■ **Information shown**
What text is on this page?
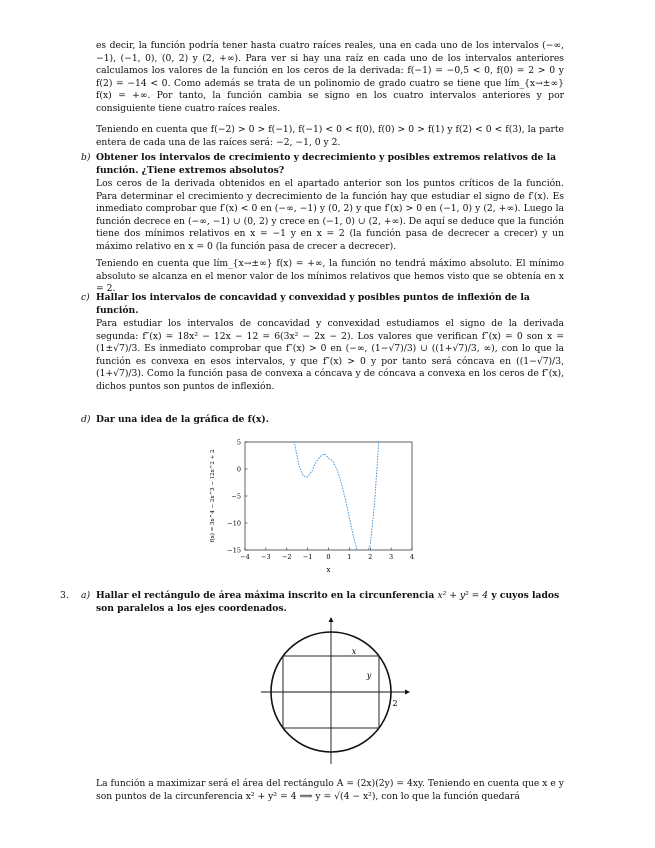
es decir, la función podría tener hasta cuatro raíces reales, una en cada uno de los intervalos (−∞, −1), (−1, 0), (0, 2) y (2, +∞). Para ver si hay una raíz en cada uno de los intervalos anteriores calculamos los valores de la función en los ceros de la derivada: f(−1) = −0,5 < 0, f(0) = 2 > 0 y f(2) = −14 < 0. Como además se trata de un polinomio de grado cuatro se tiene que lím_{x→±∞} f(x) = +∞. Por tanto, la función cambia se signo en los cuatro intervalos anteriores y por consiguiente tiene cuatro raíces reales.

Teniendo en cuenta que f(−2) > 0 > f(−1), f(−1) < 0 < f(0), f(0) > 0 > f(1) y f(2) < 0 < f(3), la parte entera de cada una de las raíces será: −2, −1, 0 y 2.

b) Obtener los intervalos de crecimiento y decrecimiento y posibles extremos relativos de la función. ¿Tiene extremos absolutos?

Los ceros de la derivada obtenidos en el apartado anterior son los puntos críticos de la función. Para determinar el crecimiento y decrecimiento de la función hay que estudiar el signo de f′(x). Es inmediato comprobar que f′(x) < 0 en (−∞, −1) y (0, 2) y que f′(x) > 0 en (−1, 0) y (2, +∞). Luego la función decrece en (−∞, −1) ∪ (0, 2) y crece en (−1, 0) ∪ (2, +∞). De aquí se deduce que la función tiene dos mínimos relativos en x = −1 y en x = 2 (la función pasa de decrecer a crecer) y un máximo relativo en x = 0 (la función pasa de crecer a decrecer).

Teniendo en cuenta que lím_{x→±∞} f(x) = +∞, la función no tendrá máximo absoluto. El mínimo absoluto se alcanza en el menor valor de los mínimos relativos que hemos visto que se obtenía en x = 2.

c) Hallar los intervalos de concavidad y convexidad y posibles puntos de inflexión de la función.

Para estudiar los intervalos de concavidad y convexidad estudiamos el signo de la derivada segunda: f″(x) = 18x² − 12x − 12 = 6(3x² − 2x − 2). Los valores que verifican f″(x) = 0 son x = (1±√7)/3. Es inmediato comprobar que f″(x) > 0 en (−∞, (1−√7)/3) ∪ ((1+√7)/3, ∞), con lo que la función es convexa en esos intervalos, y que f″(x) > 0 y por tanto será cóncava en ((1−√7)/3, (1+√7)/3). Como la función pasa de convexa a cóncava y de cóncava a convexa en los ceros de f″(x), dichos puntos son puntos de inflexión.

d) Dar una idea de la gráfica de f(x).

−4 −3 −2 −1 0	1	2	3	4
5
0
−5
−10
−15
x
f(x) = 3x^4 − 2x^3 − 12x^2 + 2
3. a) Hallar el rectángulo de área máxima inscrito en la circunferencia x² + y² = 4 y cuyos lados son paralelos a los ejes coordenados.

x
y
2

La función a maximizar será el área del rectángulo A = (2x)(2y) = 4xy. Teniendo en cuenta que x e y son puntos de la circunferencia x² + y² = 4 ⟹ y = √(4 − x²), con lo que la función quedará
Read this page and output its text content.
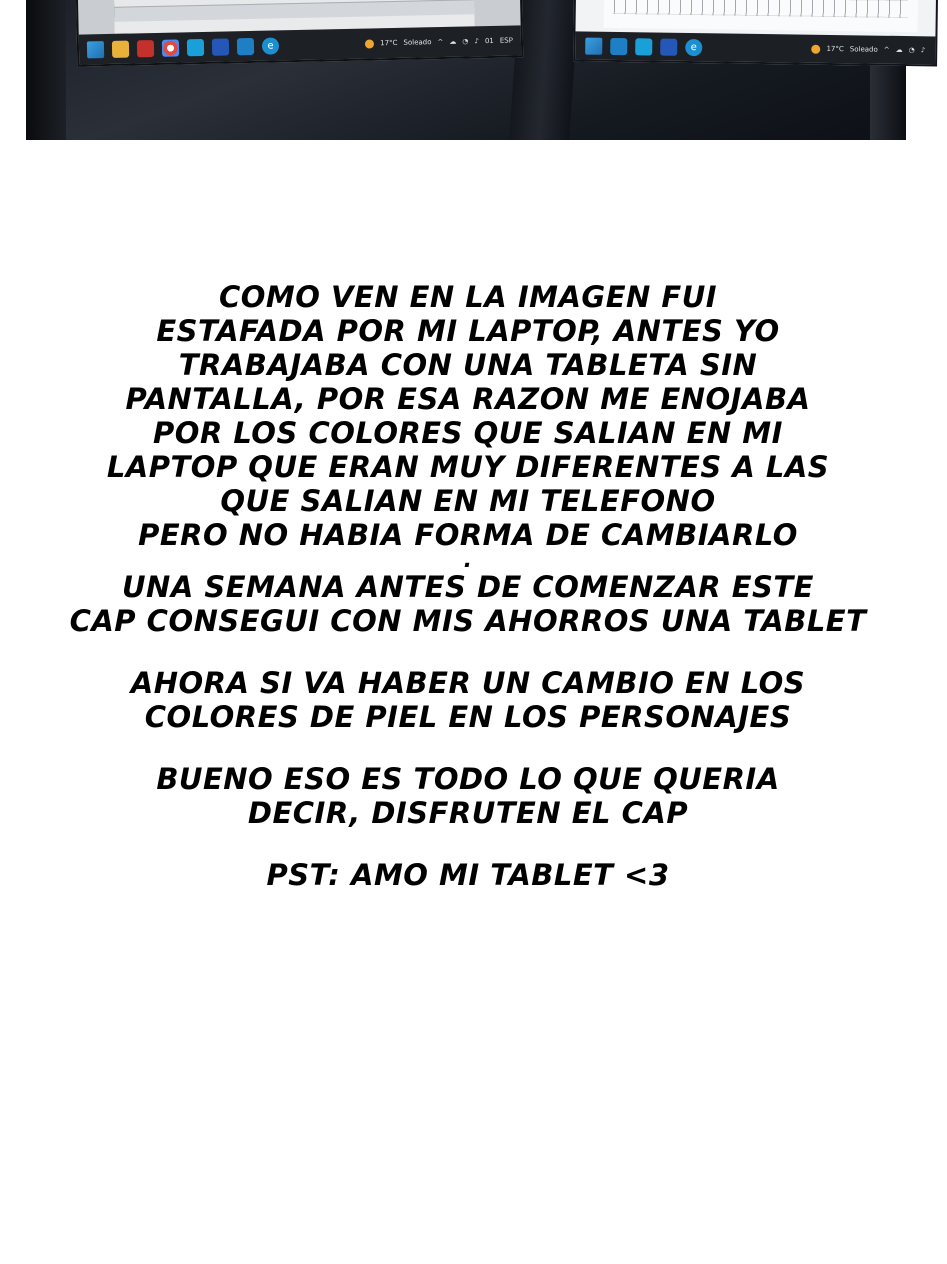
e	17°C Soleado ^ ☁ ◔ ♪ 01 ESP
e	17°C Soleado ^ ☁ ◔ ♪
COMO VEN EN LA IMAGEN FUI
ESTAFADA POR MI LAPTOP, ANTES YO
TRABAJABA CON UNA TABLETA SIN
PANTALLA, POR ESA RAZON ME ENOJABA
POR LOS COLORES QUE SALIAN EN MI
LAPTOP QUE ERAN MUY DIFERENTES A LAS
QUE SALIAN EN MI TELEFONO
PERO NO HABIA FORMA DE CAMBIARLO
.
UNA SEMANA ANTES DE COMENZAR ESTE
CAP CONSEGUI CON MIS AHORROS UNA TABLET
AHORA SI VA HABER UN CAMBIO EN LOS
COLORES DE PIEL EN LOS PERSONAJES
BUENO ESO ES TODO LO QUE QUERIA
DECIR, DISFRUTEN EL CAP
PST: AMO MI TABLET <3
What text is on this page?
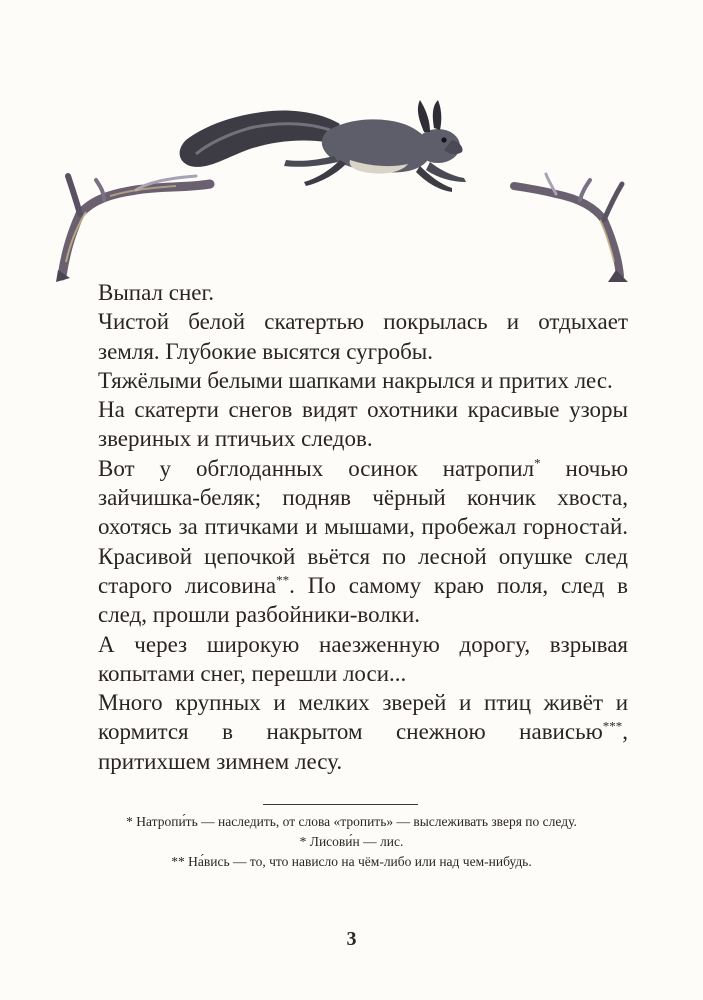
Выпал снег.

Чистой белой скатертью покрылась и отдыхает земля. Глубокие высятся сугробы.

Тяжёлыми белыми шапками накрылся и притих лес.

На скатерти снегов видят охотники красивые узоры звериных и птичьих следов.

Вот у обглоданных осинок натропил* ночью зайчишка-беляк; подняв чёрный кончик хвоста, охотясь за птичками и мышами, пробежал горностай. Красивой цепочкой вьётся по лесной опушке след старого лисовина**. По самому краю поля, след в след, прошли разбойники-волки.

А через широкую наезженную дорогу, взрывая копытами снег, перешли лоси...

Много крупных и мелких зверей и птиц живёт и кормится в накрытом снежною нависью***, притихшем зимнем лесу.

* Натропи́ть — наследить, от слова «тропить» — выслеживать зверя по следу.
* Лисови́н — лис.
** На́вись — то, что нависло на чём-либо или над чем-нибудь.
3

■ **What needs to be done**
Where a line in the material above holds "COLORES", copy that line.

■ **The answer**
POR LOS COLORES QUE SALIAN EN MI
COLORES DE PIEL EN LOS PERSONAJES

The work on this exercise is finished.